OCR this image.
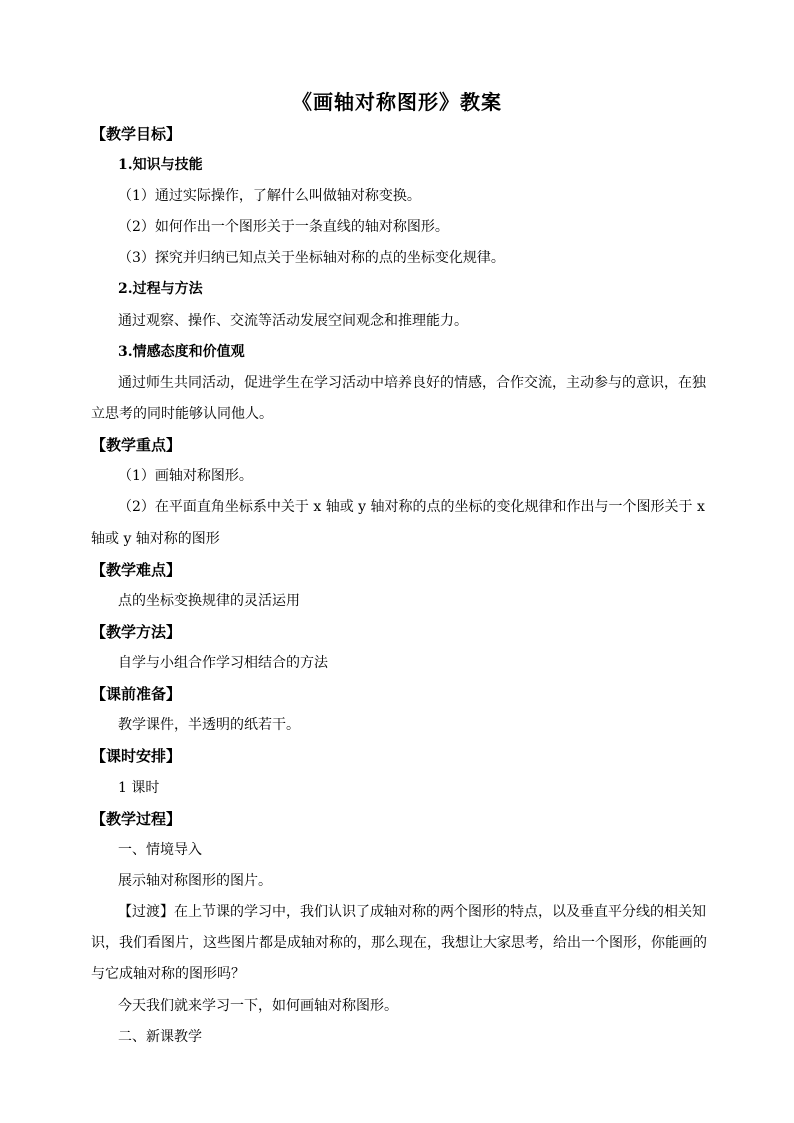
《画轴对称图形》教案
【教学目标】
1.知识与技能
（1）通过实际操作，了解什么叫做轴对称变换。
（2）如何作出一个图形关于一条直线的轴对称图形。
（3）探究并归纳已知点关于坐标轴对称的点的坐标变化规律。
2.过程与方法
通过观察、操作、交流等活动发展空间观念和推理能力。
3.情感态度和价值观
通过师生共同活动，促进学生在学习活动中培养良好的情感，合作交流，主动参与的意识，在独
立思考的同时能够认同他人。
【教学重点】
（1）画轴对称图形。
（2）在平面直角坐标系中关于 x 轴或 y 轴对称的点的坐标的变化规律和作出与一个图形关于 x
轴或 y 轴对称的图形
【教学难点】
点的坐标变换规律的灵活运用
【教学方法】
自学与小组合作学习相结合的方法
【课前准备】
教学课件，半透明的纸若干。
【课时安排】
1 课时
【教学过程】
一、情境导入
展示轴对称图形的图片。
【过渡】在上节课的学习中，我们认识了成轴对称的两个图形的特点，以及垂直平分线的相关知
识，我们看图片，这些图片都是成轴对称的，那么现在，我想让大家思考，给出一个图形，你能画的
与它成轴对称的图形吗？
今天我们就来学习一下，如何画轴对称图形。
二、新课教学
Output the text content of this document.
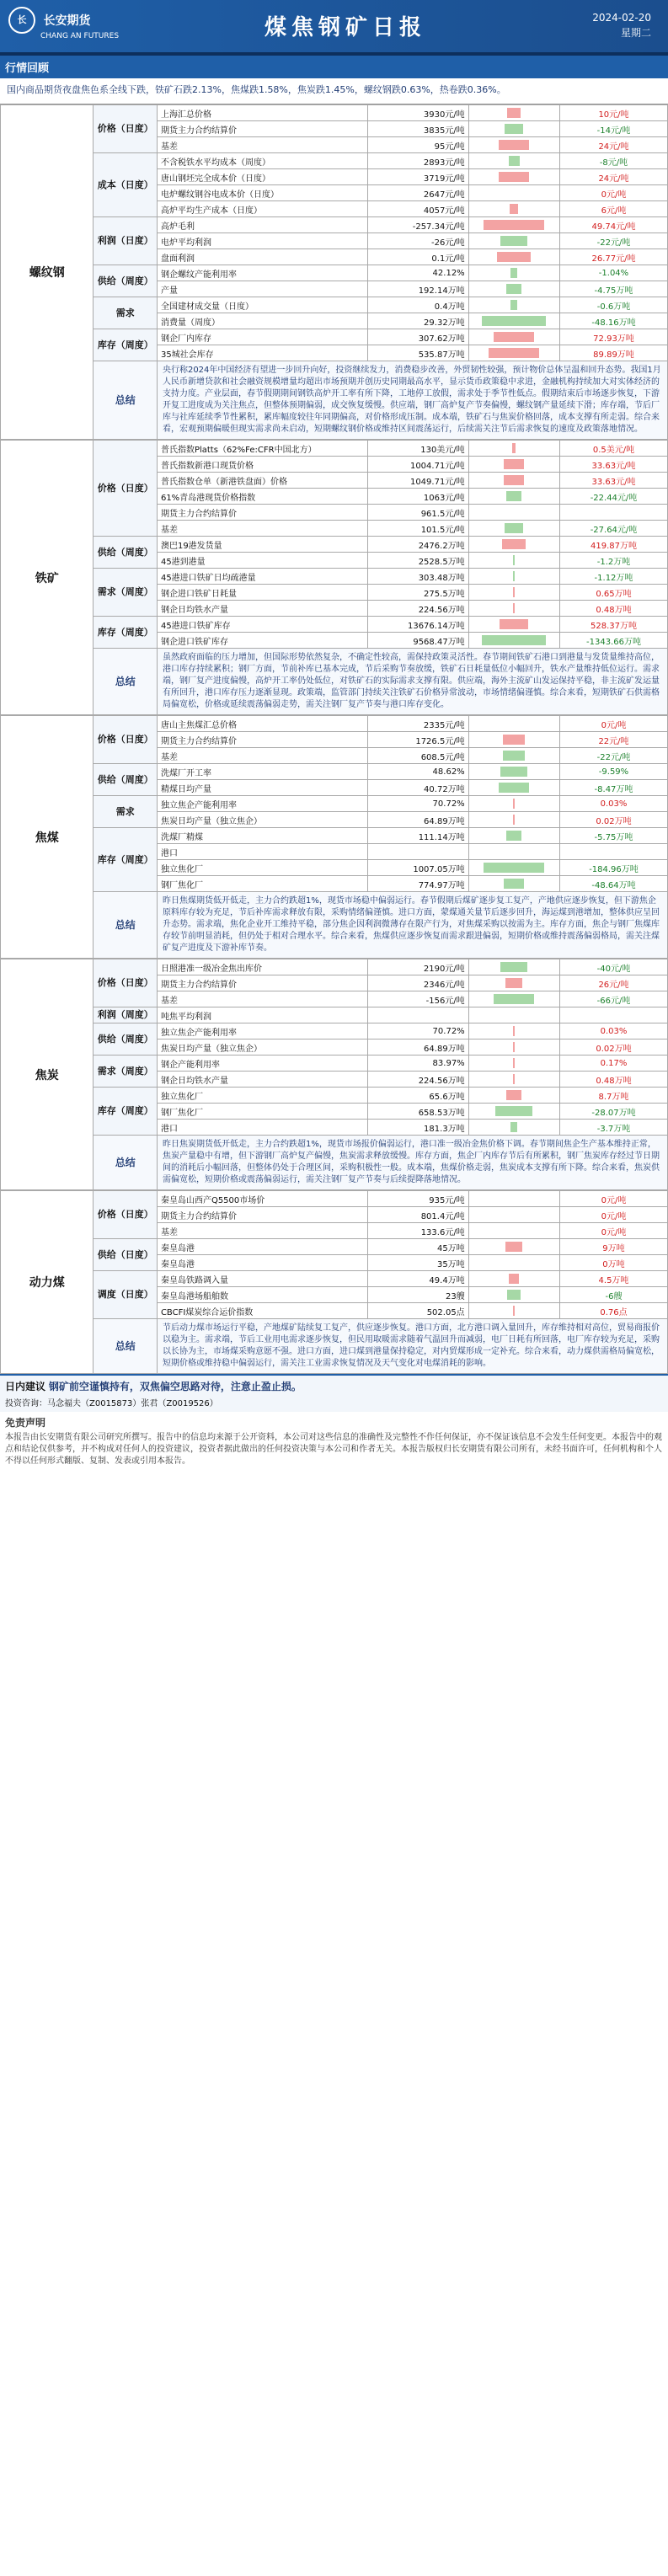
长 长安期货
CHANG AN FUTURES	煤焦钢矿日报	2024-02-20
星期二
行情回顾
国内商品期货夜盘焦色系全线下跌，铁矿石跌2.13%，焦煤跌1.58%，焦炭跌1.45%，螺纹钢跌0.63%，热卷跌0.36%。
螺纹钢	价格（日度）	上海汇总价格	3930元/吨		10元/吨
		期货主力合约结算价	3835元/吨		-14元/吨
		基差	95元/吨		24元/吨
	成本（日度）	不含税铁水平均成本（周度）	2893元/吨		-8元/吨
		唐山钢坯完全成本价（日度）	3719元/吨		24元/吨
		电炉螺纹钢谷电成本价（日度）	2647元/吨		0元/吨
		高炉平均生产成本（日度）	4057元/吨		6元/吨
	利润（日度）	高炉毛利	-257.34元/吨		49.74元/吨
		电炉平均利润	-26元/吨		-22元/吨
		盘面利润	0.1元/吨		26.77元/吨
	供给（周度）	钢企螺纹产能利用率	42.12%		-1.04%
		产量	192.14万吨		-4.75万吨
	需求	全国建材成交量（日度）	0.4万吨		-0.6万吨
		消费量（周度）	29.32万吨		-48.16万吨
	库存（周度）	钢企厂内库存	307.62万吨		72.93万吨
		35城社会库存	535.87万吨		89.89万吨
	总结	央行称2024年中国经济有望进一步回升向好，投资继续发力，消费稳步改善，外贸韧性较强，预计物价总体呈温和回升态势。我国1月人民币新增贷款和社会融资规模增量均超出市场预期并创历史同期最高水平，显示货币政策稳中求进，金融机构持续加大对实体经济的支持力度。产业层面，春节假期期间钢铁高炉开工率有所下降，工地停工放假，需求处于季节性低点。假期结束后市场逐步恢复，下游开复工进度成为关注焦点，但整体预期偏弱，成交恢复缓慢。供应端，钢厂高炉复产节奏偏慢，螺纹钢产量延续下滑；库存端，节后厂库与社库延续季节性累积，累库幅度较往年同期偏高，对价格形成压制。成本端，铁矿石与焦炭价格回落，成本支撑有所走弱。综合来看，宏观预期偏暖但现实需求尚未启动，短期螺纹钢价格或维持区间震荡运行，后续需关注节后需求恢复的速度及政策落地情况。			
铁矿	价格（日度）	普氏指数Platts（62%Fe:CFR中国北方）	130美元/吨		0.5美元/吨
		普氏指数新港口现货价格	1004.71元/吨		33.63元/吨
		普氏指数仓单（新港铁盘面）价格	1049.71元/吨		33.63元/吨
		61%青岛港现货价格指数	1063元/吨		-22.44元/吨
		期货主力合约结算价	961.5元/吨		
		基差	101.5元/吨		-27.64元/吨
	供给（周度）	澳巴19港发货量	2476.2万吨		419.87万吨
		45港到港量	2528.5万吨		-1.2万吨
	需求（周度）	45港进口铁矿日均疏港量	303.48万吨		-1.12万吨
		钢企进口铁矿日耗量	275.5万吨		0.65万吨
		钢企日均铁水产量	224.56万吨		0.48万吨
	库存（周度）	45港进口铁矿库存	13676.14万吨		528.37万吨
		钢企进口铁矿库存	9568.47万吨		-1343.66万吨
	总结	虽然政府面临的压力增加，但国际形势依然复杂，不确定性较高，需保持政策灵活性。春节期间铁矿石港口到港量与发货量维持高位，港口库存持续累积；钢厂方面，节前补库已基本完成，节后采购节奏放缓，铁矿石日耗量低位小幅回升，铁水产量维持低位运行。需求端，钢厂复产进度偏慢，高炉开工率仍处低位，对铁矿石的实际需求支撑有限。供应端，海外主流矿山发运保持平稳，非主流矿发运量有所回升，港口库存压力逐渐显现。政策端，监管部门持续关注铁矿石价格异常波动，市场情绪偏谨慎。综合来看，短期铁矿石供需格局偏宽松，价格或延续震荡偏弱走势，需关注钢厂复产节奏与港口库存变化。			
焦煤	价格（日度）	唐山主焦煤汇总价格	2335元/吨		0元/吨
		期货主力合约结算价	1726.5元/吨		22元/吨
		基差	608.5元/吨		-22元/吨
	供给（周度）	洗煤厂开工率	48.62%		-9.59%
		精煤日均产量	40.72万吨		-8.47万吨
	需求	独立焦企产能利用率	70.72%		0.03%
		焦炭日均产量（独立焦企）	64.89万吨		0.02万吨
	库存（周度）	洗煤厂精煤	111.14万吨		-5.75万吨
		港口			
		独立焦化厂	1007.05万吨		-184.96万吨
		钢厂焦化厂	774.97万吨		-48.64万吨
	总结	昨日焦煤期货低开低走，主力合约跌超1%，现货市场稳中偏弱运行。春节假期后煤矿逐步复工复产，产地供应逐步恢复，但下游焦企原料库存较为充足，节后补库需求释放有限，采购情绪偏谨慎。进口方面，蒙煤通关量节后逐步回升，海运煤到港增加，整体供应呈回升态势。需求端，焦化企业开工维持平稳，部分焦企因利润微薄存在限产行为，对焦煤采购以按需为主。库存方面，焦企与钢厂焦煤库存较节前明显消耗，但仍处于相对合理水平。综合来看，焦煤供应逐步恢复而需求跟进偏弱，短期价格或维持震荡偏弱格局，需关注煤矿复产进度及下游补库节奏。			
焦炭	价格（日度）	日照港准一级冶金焦出库价	2190元/吨		-40元/吨
		期货主力合约结算价	2346元/吨		26元/吨
		基差	-156元/吨		-66元/吨
	利润（周度）	吨焦平均利润			
	供给（周度）	独立焦企产能利用率	70.72%		0.03%
		焦炭日均产量（独立焦企）	64.89万吨		0.02万吨
	需求（周度）	钢企产能利用率	83.97%		0.17%
		钢企日均铁水产量	224.56万吨		0.48万吨
	库存（周度）	独立焦化厂	65.6万吨		8.7万吨
		钢厂焦化厂	658.53万吨		-28.07万吨
		港口	181.3万吨		-3.7万吨
	总结	昨日焦炭期货低开低走，主力合约跌超1%，现货市场报价偏弱运行，港口准一级冶金焦价格下调。春节期间焦企生产基本维持正常，焦炭产量稳中有增，但下游钢厂高炉复产偏慢，焦炭需求释放缓慢。库存方面，焦企厂内库存节后有所累积，钢厂焦炭库存经过节日期间的消耗后小幅回落，但整体仍处于合理区间，采购积极性一般。成本端，焦煤价格走弱，焦炭成本支撑有所下降。综合来看，焦炭供需偏宽松，短期价格或震荡偏弱运行，需关注钢厂复产节奏与后续提降落地情况。			
动力煤	价格（日度）	秦皇岛山西产Q5500市场价	935元/吨		0元/吨
		期货主力合约结算价	801.4元/吨		0元/吨
		基差	133.6元/吨		0元/吨
	供给（日度）	秦皇岛港	45万吨		9万吨
		秦皇岛港	35万吨		0万吨
	调度（日度）	秦皇岛铁路调入量	49.4万吨		4.5万吨
		秦皇岛港场船舶数	23艘		-6艘
		CBCFI煤炭综合运价指数	502.05点		0.76点
	总结	节后动力煤市场运行平稳，产地煤矿陆续复工复产，供应逐步恢复。港口方面，北方港口调入量回升，库存维持相对高位，贸易商报价以稳为主。需求端，节后工业用电需求逐步恢复，但民用取暖需求随着气温回升而减弱，电厂日耗有所回落，电厂库存较为充足，采购以长协为主，市场煤采购意愿不强。进口方面，进口煤到港量保持稳定，对内贸煤形成一定补充。综合来看，动力煤供需格局偏宽松，短期价格或维持稳中偏弱运行，需关注工业需求恢复情况及天气变化对电煤消耗的影响。			
日内建议 钢矿前空谨慎持有，双焦偏空思路对待，注意止盈止损。
投资咨询：马念福夫（Z0015873）张君（Z0019526）
免责声明
本报告由长安期货有限公司研究所撰写。报告中的信息均来源于公开资料，本公司对这些信息的准确性及完整性不作任何保证，亦不保证该信息不会发生任何变更。本报告中的观点和结论仅供参考，并不构成对任何人的投资建议，投资者据此做出的任何投资决策与本公司和作者无关。本报告版权归长安期货有限公司所有，未经书面许可，任何机构和个人不得以任何形式翻版、复制、发表或引用本报告。
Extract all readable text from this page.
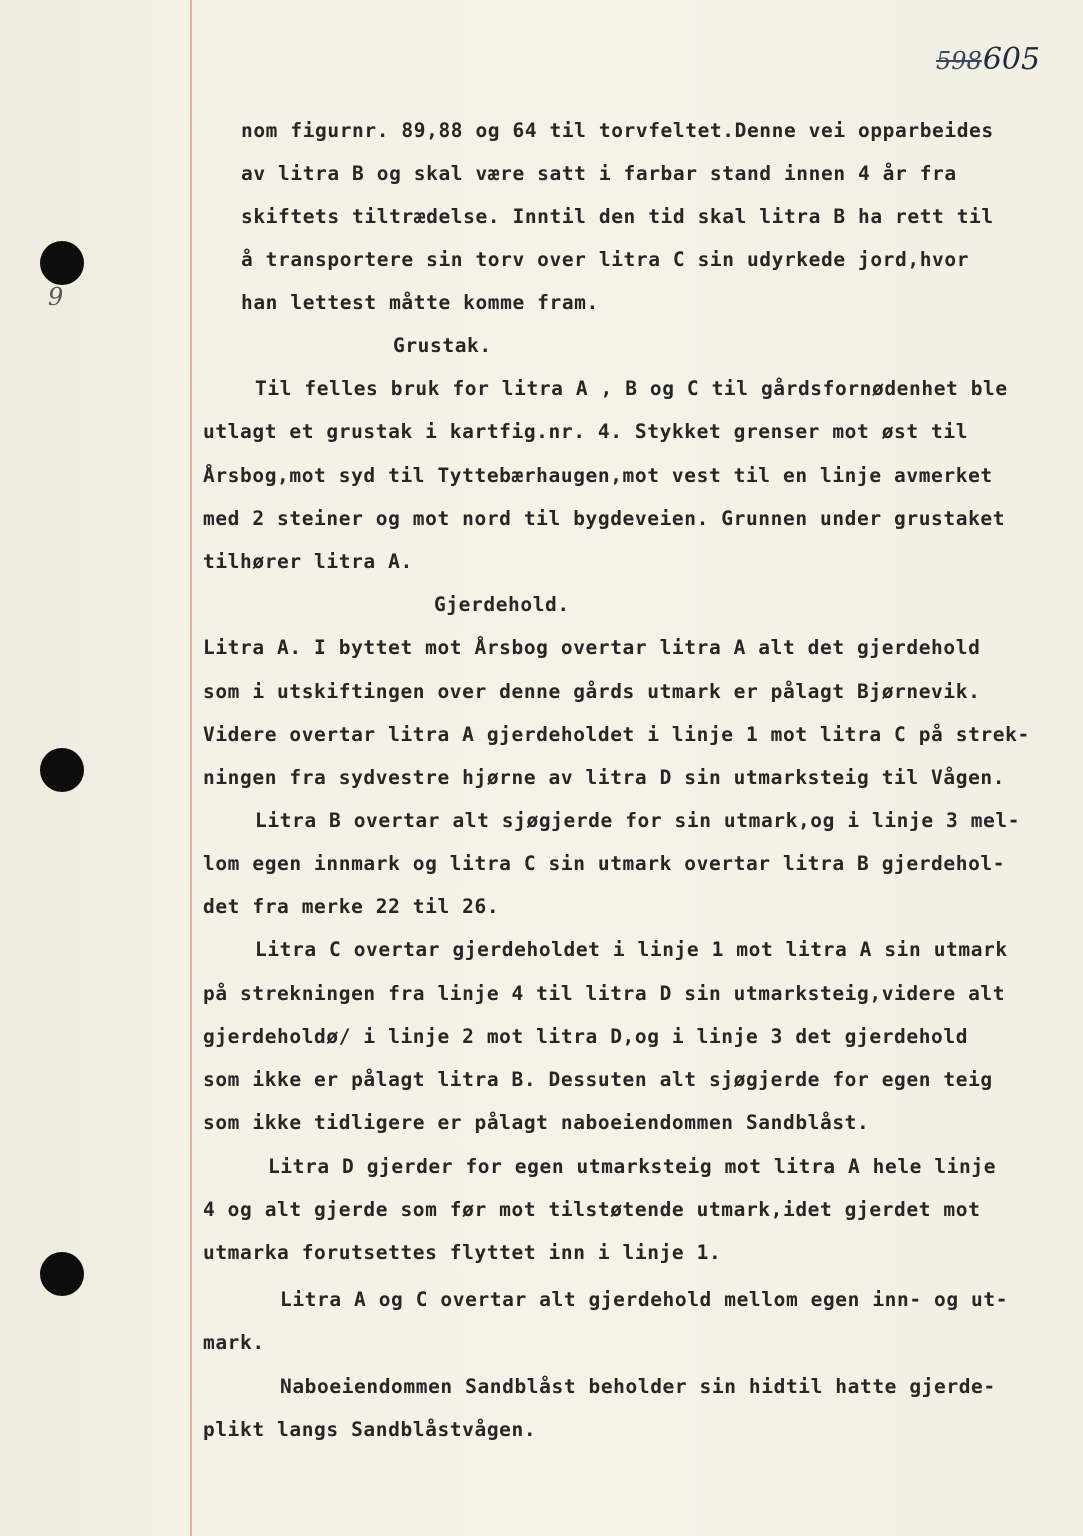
9
598605
nom figurnr. 89,88 og 64 til torvfeltet.Denne vei opparbeides
av litra B og skal være satt i farbar stand innen 4 år fra
skiftets tiltrædelse. Inntil den tid skal litra B ha rett til
å transportere sin torv over litra C sin udyrkede jord,hvor
han lettest måtte komme fram.
Grustak.
Til felles bruk for litra A , B og C til gårdsfornødenhet ble
utlagt et grustak i kartfig.nr. 4. Stykket grenser mot øst til
Årsbog,mot syd til Tyttebærhaugen,mot vest til en linje avmerket
med 2 steiner og mot nord til bygdeveien. Grunnen under grustaket
tilhører litra A.
Gjerdehold.
Litra A. I byttet mot Årsbog overtar litra A alt det gjerdehold
som i utskiftingen over denne gårds utmark er pålagt Bjørnevik.
Videre overtar litra A gjerdeholdet i linje 1 mot litra C på strek-
ningen fra sydvestre hjørne av litra D sin utmarksteig til Vågen.
Litra B overtar alt sjøgjerde for sin utmark,og i linje 3 mel-
lom egen innmark og litra C sin utmark overtar litra B gjerdehol-
det fra merke 22 til 26.
Litra C overtar gjerdeholdet i linje 1 mot litra A sin utmark
på strekningen fra linje 4 til litra D sin utmarksteig,videre alt
gjerdeholdø/ i linje 2 mot litra D,og i linje 3 det gjerdehold
som ikke er pålagt litra B. Dessuten alt sjøgjerde for egen teig
som ikke tidligere er pålagt naboeiendommen Sandblåst.
Litra D gjerder for egen utmarksteig mot litra A hele linje
4 og alt gjerde som før mot tilstøtende utmark,idet gjerdet mot
utmarka forutsettes flyttet inn i linje 1.
Litra A og C overtar alt gjerdehold mellom egen inn- og ut-
mark.
Naboeiendommen Sandblåst beholder sin hidtil hatte gjerde-
plikt langs Sandblåstvågen.
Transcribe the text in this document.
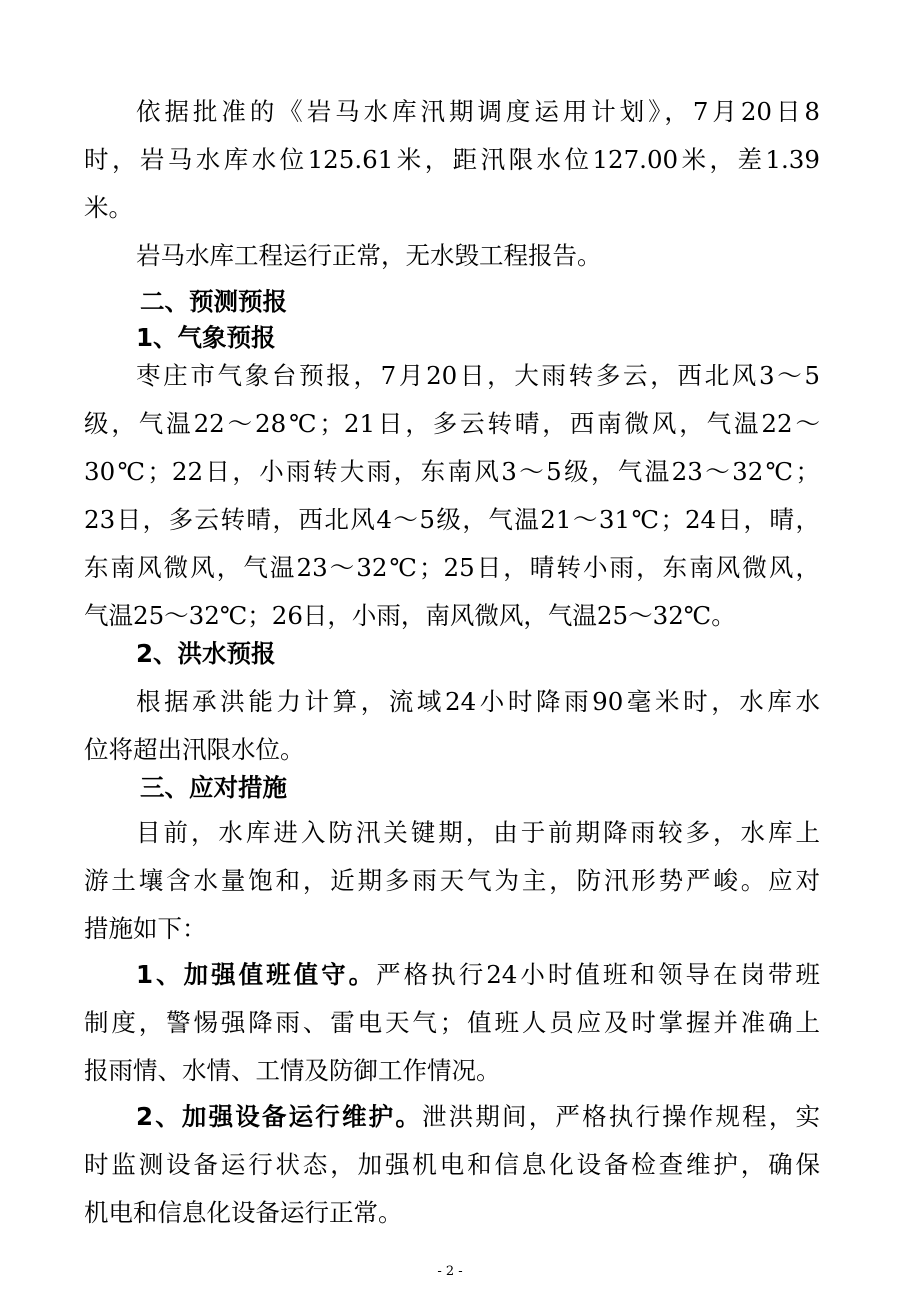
依据批准的《岩马水库汛期调度运用计划》，7月20日8
时，岩马水库水位125.61米，距汛限水位127.00米，差1.39
米。
岩马水库工程运行正常，无水毁工程报告。
二、预测预报
1、气象预报
枣庄市气象台预报，7月20日，大雨转多云，西北风3～5
级，气温22～28℃；21日，多云转晴，西南微风，气温22～
30℃；22日，小雨转大雨，东南风3～5级，气温23～32℃；
23日，多云转晴，西北风4～5级，气温21～31℃；24日，晴，
东南风微风，气温23～32℃；25日，晴转小雨，东南风微风，
气温25～32℃；26日，小雨，南风微风，气温25～32℃。
2、洪水预报
根据承洪能力计算，流域24小时降雨90毫米时，水库水
位将超出汛限水位。
三、应对措施
目前，水库进入防汛关键期，由于前期降雨较多，水库上
游土壤含水量饱和，近期多雨天气为主，防汛形势严峻。应对
措施如下：
1、加强值班值守。严格执行24小时值班和领导在岗带班
制度，警惕强降雨、雷电天气；值班人员应及时掌握并准确上
报雨情、水情、工情及防御工作情况。
2、加强设备运行维护。泄洪期间，严格执行操作规程，实
时监测设备运行状态，加强机电和信息化设备检查维护，确保
机电和信息化设备运行正常。
- 2 -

^^^^^^^^

Looking at the records above, count the lines where the word "库存方面" appears. State only the number.

2